▶ **REQUIRED TASK**:
Return all lines with the word "portugal" in them.

┏━━

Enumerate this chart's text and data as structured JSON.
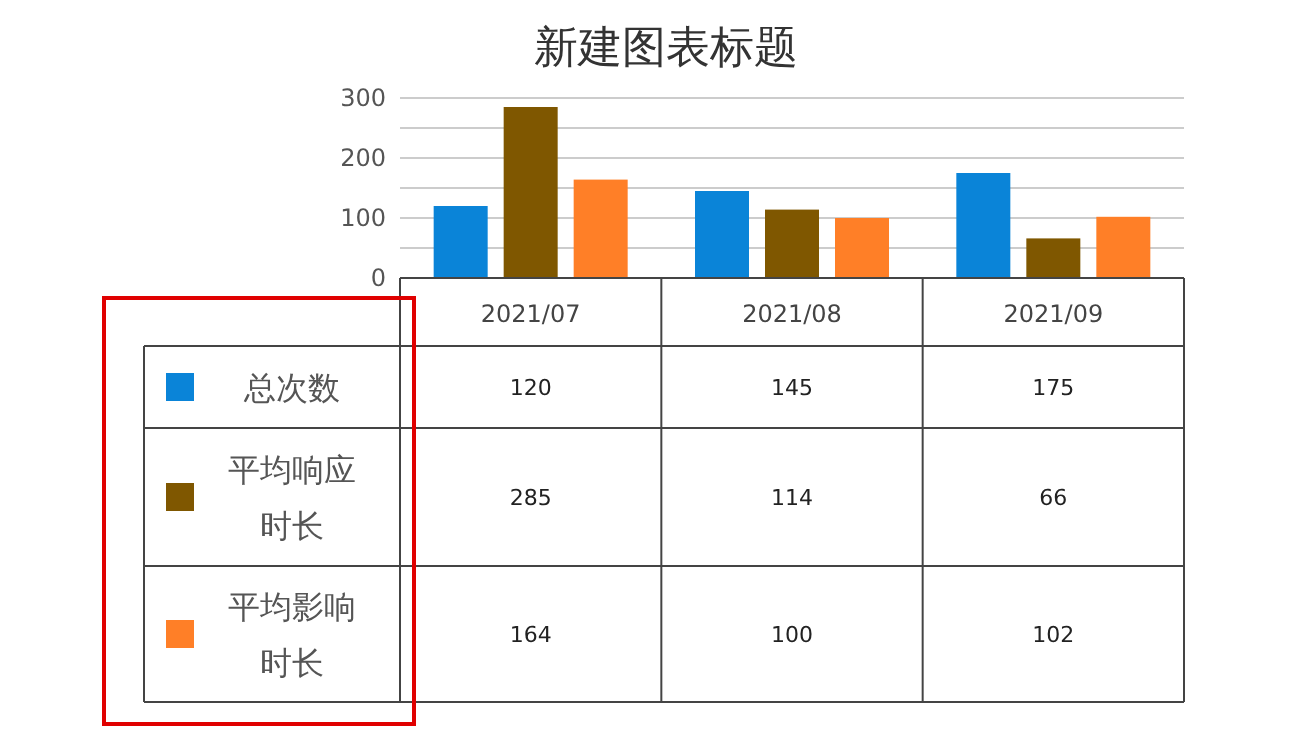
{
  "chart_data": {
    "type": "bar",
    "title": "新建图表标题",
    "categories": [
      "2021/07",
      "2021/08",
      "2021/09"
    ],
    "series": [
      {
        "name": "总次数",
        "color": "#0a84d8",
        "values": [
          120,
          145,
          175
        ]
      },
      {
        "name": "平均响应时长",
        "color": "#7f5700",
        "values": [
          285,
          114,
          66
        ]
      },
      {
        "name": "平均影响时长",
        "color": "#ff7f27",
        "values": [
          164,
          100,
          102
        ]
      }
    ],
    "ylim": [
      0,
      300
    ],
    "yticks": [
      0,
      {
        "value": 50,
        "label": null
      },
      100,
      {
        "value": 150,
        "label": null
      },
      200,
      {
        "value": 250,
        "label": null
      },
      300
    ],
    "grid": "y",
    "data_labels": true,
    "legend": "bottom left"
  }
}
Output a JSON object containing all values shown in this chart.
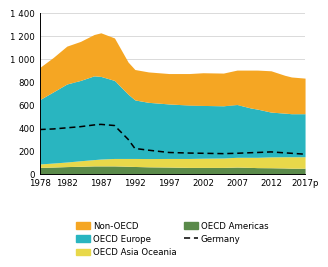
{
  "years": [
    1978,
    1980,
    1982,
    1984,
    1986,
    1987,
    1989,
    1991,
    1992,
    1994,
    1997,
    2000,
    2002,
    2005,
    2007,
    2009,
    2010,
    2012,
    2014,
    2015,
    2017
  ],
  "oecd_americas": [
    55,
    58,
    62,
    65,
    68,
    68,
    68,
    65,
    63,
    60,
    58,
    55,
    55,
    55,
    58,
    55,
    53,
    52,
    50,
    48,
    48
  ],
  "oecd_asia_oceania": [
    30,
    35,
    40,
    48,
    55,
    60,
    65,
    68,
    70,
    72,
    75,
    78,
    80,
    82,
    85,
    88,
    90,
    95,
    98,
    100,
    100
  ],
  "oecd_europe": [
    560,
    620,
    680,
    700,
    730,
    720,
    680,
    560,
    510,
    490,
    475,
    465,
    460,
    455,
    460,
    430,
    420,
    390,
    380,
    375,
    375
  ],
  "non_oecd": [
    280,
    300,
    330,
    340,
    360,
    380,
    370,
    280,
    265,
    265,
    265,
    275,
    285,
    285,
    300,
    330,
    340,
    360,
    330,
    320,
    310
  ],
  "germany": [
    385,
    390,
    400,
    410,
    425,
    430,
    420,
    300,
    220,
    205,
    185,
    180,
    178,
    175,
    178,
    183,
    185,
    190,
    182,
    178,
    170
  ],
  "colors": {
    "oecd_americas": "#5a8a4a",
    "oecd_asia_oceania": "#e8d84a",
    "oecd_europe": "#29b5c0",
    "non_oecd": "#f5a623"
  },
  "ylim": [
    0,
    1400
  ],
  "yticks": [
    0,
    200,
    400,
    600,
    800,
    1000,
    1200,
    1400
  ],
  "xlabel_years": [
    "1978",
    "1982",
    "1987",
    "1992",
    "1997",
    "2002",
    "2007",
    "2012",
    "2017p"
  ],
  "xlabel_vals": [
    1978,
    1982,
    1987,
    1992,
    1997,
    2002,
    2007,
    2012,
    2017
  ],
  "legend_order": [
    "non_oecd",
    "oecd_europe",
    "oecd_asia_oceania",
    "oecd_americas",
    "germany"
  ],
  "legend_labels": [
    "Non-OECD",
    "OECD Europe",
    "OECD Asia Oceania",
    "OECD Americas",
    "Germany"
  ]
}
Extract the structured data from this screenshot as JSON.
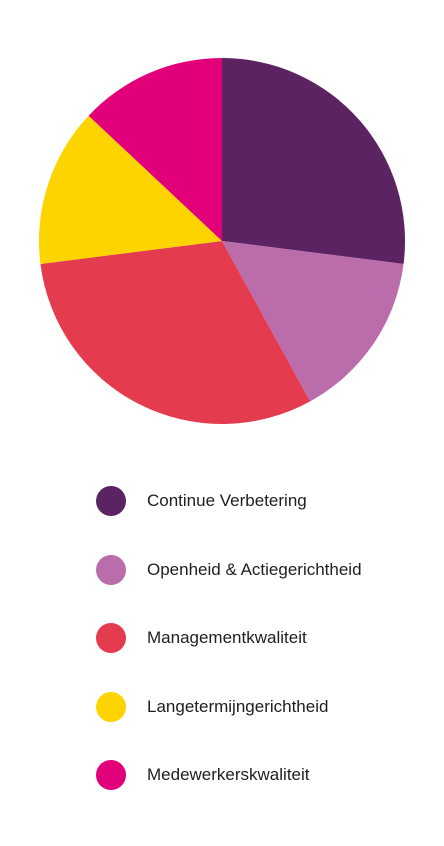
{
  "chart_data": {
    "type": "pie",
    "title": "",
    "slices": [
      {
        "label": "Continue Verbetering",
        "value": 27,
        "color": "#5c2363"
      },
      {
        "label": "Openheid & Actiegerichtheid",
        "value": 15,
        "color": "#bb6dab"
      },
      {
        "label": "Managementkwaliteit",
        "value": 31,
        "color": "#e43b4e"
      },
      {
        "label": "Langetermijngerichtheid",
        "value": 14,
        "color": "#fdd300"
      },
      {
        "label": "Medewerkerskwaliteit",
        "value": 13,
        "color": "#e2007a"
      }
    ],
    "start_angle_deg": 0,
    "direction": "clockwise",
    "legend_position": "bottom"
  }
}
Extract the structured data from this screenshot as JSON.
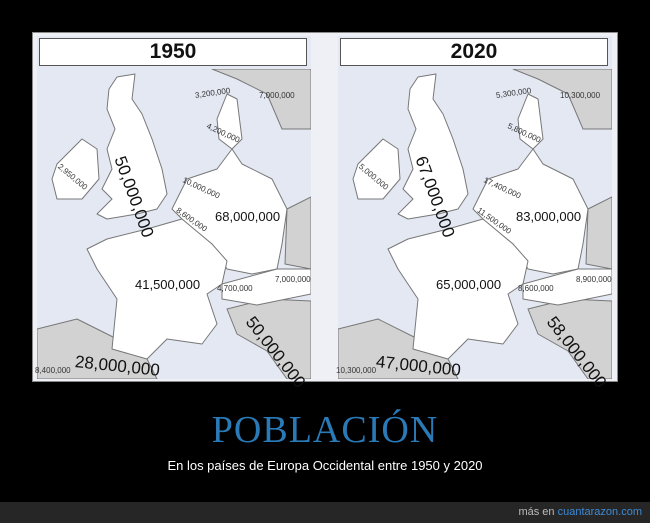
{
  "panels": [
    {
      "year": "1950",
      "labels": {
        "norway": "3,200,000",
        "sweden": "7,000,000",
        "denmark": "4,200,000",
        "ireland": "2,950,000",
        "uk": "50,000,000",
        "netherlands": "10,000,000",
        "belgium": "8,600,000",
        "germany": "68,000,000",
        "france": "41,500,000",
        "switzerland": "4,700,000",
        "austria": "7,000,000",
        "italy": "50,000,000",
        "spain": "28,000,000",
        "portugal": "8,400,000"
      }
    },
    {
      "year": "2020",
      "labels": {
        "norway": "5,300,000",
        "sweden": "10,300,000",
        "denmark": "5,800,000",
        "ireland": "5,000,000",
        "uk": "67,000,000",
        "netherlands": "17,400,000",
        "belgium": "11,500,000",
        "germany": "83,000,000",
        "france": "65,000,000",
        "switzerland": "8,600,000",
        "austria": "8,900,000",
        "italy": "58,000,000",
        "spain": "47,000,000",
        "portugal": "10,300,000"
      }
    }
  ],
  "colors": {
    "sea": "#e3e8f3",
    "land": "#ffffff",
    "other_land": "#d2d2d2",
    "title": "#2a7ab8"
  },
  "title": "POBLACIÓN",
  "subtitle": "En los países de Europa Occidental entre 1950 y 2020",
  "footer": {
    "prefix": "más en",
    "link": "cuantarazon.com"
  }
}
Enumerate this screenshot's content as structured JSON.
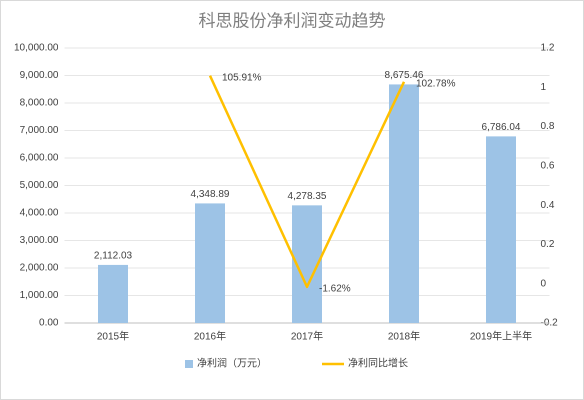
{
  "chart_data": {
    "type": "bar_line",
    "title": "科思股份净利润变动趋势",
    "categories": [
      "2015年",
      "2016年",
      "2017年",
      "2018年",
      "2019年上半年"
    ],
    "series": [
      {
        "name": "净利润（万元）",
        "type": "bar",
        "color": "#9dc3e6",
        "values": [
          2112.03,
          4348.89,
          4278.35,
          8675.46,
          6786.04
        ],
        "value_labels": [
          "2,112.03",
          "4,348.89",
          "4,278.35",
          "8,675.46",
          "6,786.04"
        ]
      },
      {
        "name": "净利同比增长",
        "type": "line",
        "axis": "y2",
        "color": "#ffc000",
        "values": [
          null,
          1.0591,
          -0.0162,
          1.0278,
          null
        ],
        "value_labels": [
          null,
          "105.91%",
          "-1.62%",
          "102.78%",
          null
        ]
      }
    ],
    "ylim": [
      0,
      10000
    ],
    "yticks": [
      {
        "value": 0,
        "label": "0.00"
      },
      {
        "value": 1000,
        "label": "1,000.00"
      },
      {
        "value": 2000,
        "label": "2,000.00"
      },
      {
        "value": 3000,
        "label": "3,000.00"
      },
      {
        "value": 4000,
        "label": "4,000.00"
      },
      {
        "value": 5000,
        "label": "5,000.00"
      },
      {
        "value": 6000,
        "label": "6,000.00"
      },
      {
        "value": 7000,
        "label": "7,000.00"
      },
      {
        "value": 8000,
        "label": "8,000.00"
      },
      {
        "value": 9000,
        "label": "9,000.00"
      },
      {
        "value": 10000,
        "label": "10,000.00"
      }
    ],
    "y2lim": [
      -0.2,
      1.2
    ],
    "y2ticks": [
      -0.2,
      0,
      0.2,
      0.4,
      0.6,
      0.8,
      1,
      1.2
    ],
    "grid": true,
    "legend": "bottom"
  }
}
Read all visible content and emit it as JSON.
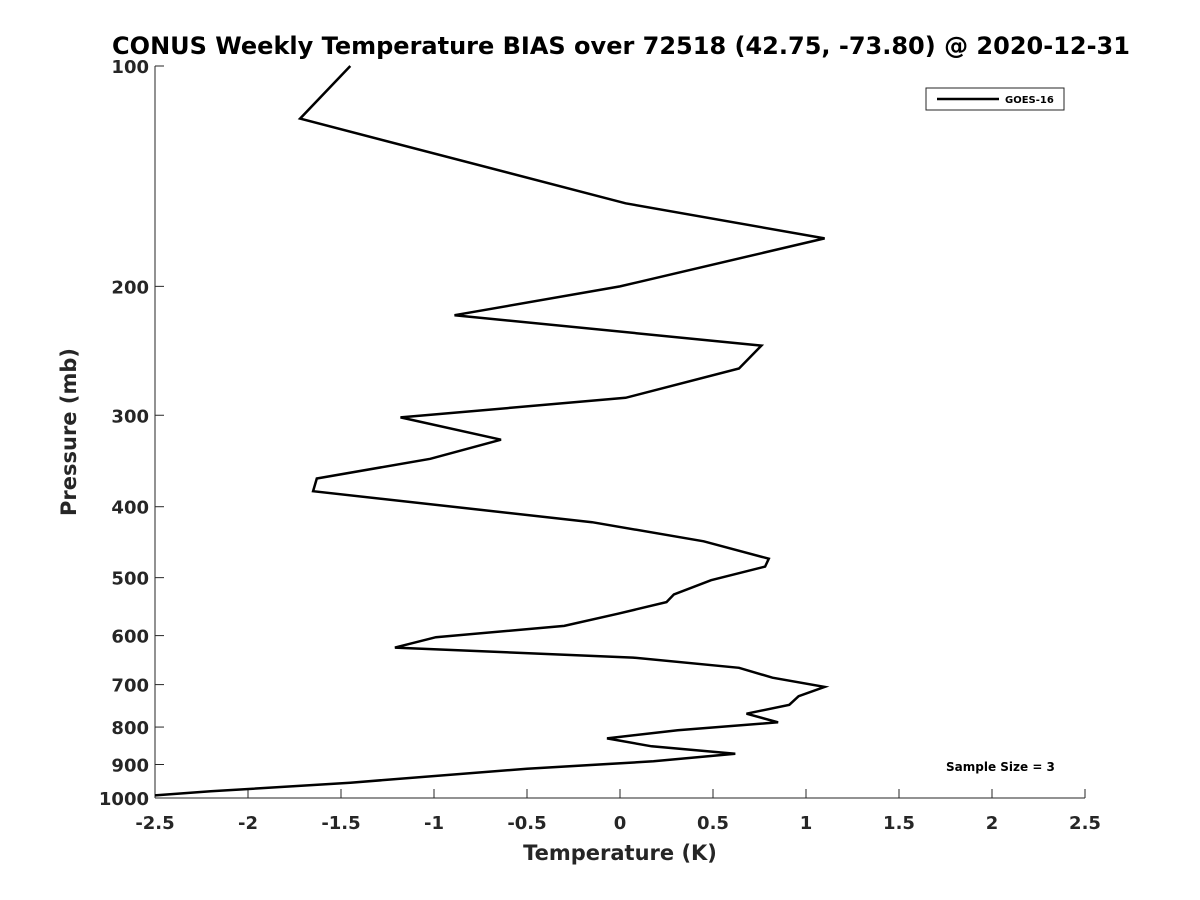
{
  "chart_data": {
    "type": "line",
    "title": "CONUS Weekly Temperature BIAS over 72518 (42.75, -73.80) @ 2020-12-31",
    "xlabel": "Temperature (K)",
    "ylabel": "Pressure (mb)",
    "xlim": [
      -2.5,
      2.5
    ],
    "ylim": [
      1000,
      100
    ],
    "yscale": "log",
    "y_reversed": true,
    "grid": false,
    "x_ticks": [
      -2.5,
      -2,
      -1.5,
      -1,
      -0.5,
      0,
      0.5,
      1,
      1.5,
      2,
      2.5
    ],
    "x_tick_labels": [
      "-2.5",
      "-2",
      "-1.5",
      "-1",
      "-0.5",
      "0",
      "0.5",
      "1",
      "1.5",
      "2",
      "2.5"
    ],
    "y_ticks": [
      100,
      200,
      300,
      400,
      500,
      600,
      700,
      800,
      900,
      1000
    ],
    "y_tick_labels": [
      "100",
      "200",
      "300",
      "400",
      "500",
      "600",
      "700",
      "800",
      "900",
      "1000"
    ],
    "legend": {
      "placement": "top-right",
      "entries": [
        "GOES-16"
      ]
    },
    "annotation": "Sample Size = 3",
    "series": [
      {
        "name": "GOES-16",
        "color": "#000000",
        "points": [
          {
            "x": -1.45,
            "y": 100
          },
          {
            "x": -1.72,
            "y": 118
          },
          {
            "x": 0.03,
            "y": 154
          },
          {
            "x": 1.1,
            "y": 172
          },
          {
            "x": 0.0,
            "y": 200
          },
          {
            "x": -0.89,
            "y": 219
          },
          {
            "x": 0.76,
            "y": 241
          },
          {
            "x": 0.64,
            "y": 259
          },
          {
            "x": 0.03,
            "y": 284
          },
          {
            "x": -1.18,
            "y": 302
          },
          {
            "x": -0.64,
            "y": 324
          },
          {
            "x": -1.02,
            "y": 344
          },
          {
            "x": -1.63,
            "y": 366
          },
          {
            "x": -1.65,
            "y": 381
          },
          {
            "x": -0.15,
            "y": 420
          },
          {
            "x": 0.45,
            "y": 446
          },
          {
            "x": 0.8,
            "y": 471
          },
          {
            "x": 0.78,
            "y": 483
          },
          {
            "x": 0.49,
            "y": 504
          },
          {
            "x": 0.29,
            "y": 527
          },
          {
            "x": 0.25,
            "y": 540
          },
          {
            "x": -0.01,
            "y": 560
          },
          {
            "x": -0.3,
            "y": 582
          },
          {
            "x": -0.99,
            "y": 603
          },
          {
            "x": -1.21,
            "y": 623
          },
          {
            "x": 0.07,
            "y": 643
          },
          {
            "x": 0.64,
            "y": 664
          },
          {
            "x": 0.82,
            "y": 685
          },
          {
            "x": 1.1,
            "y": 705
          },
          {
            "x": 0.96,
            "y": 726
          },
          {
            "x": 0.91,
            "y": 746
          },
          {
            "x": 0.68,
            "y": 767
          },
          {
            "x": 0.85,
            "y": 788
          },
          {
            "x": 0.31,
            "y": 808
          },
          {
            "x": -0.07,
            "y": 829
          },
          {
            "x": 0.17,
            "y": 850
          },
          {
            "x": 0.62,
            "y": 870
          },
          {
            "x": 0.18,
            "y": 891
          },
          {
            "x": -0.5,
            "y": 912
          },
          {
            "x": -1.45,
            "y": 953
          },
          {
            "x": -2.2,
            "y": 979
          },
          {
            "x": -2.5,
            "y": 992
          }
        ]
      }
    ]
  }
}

┗━━

▶ **TASK RESULT**:
        "portugal": "8,400,000"
        "portugal": "10,300,000"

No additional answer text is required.